**STATED PROBLEM:**
The entries that follow should be written out exactly.
*****
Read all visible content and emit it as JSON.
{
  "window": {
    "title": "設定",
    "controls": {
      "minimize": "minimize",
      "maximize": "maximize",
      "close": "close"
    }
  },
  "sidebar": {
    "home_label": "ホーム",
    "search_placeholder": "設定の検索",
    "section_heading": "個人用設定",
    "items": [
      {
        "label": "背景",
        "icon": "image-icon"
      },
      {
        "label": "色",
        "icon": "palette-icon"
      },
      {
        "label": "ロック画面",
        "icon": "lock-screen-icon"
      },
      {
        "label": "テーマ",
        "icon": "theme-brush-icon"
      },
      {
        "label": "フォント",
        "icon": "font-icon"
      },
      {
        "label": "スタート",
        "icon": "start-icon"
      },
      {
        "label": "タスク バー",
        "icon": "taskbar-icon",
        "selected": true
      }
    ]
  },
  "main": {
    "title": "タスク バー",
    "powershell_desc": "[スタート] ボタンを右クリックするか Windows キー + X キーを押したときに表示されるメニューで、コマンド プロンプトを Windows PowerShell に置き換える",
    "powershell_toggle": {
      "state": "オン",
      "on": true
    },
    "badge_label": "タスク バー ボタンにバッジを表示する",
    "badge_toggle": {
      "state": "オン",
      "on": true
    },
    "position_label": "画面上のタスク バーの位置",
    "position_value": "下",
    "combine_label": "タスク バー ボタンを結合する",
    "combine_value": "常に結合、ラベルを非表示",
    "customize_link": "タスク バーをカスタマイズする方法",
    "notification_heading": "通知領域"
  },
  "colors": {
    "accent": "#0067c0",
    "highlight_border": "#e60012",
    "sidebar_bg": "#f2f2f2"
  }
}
*****
**CORRECT OUTPUT:**
Read all visible content and emit it as JSON.
{
  "window": {
    "title": "設定",
    "controls": {
      "minimize": "minimize",
      "maximize": "maximize",
      "close": "close"
    }
  },
  "sidebar": {
    "home_label": "ホーム",
    "search_placeholder": "設定の検索",
    "section_heading": "個人用設定",
    "items": [
      {
        "label": "背景",
        "icon": "image-icon"
      },
      {
        "label": "色",
        "icon": "palette-icon"
      },
      {
        "label": "ロック画面",
        "icon": "lock-screen-icon"
      },
      {
        "label": "テーマ",
        "icon": "theme-brush-icon"
      },
      {
        "label": "フォント",
        "icon": "font-icon"
      },
      {
        "label": "スタート",
        "icon": "start-icon"
      },
      {
        "label": "タスク バー",
        "icon": "taskbar-icon",
        "selected": true
      }
    ]
  },
  "main": {
    "title": "タスク バー",
    "powershell_desc": "[スタート] ボタンを右クリックするか Windows キー + X キーを押したときに表示されるメニューで、コマンド プロンプトを Windows PowerShell に置き換える",
    "powershell_toggle": {
      "state": "オン",
      "on": true
    },
    "badge_label": "タスク バー ボタンにバッジを表示する",
    "badge_toggle": {
      "state": "オン",
      "on": true
    },
    "position_label": "画面上のタスク バーの位置",
    "position_value": "下",
    "combine_label": "タスク バー ボタンを結合する",
    "combine_value": "常に結合、ラベルを非表示",
    "customize_link": "タスク バーをカスタマイズする方法",
    "notification_heading": "通知領域"
  },
  "colors": {
    "accent": "#0067c0",
    "highlight_border": "#e60012",
    "sidebar_bg": "#f2f2f2"
  }
}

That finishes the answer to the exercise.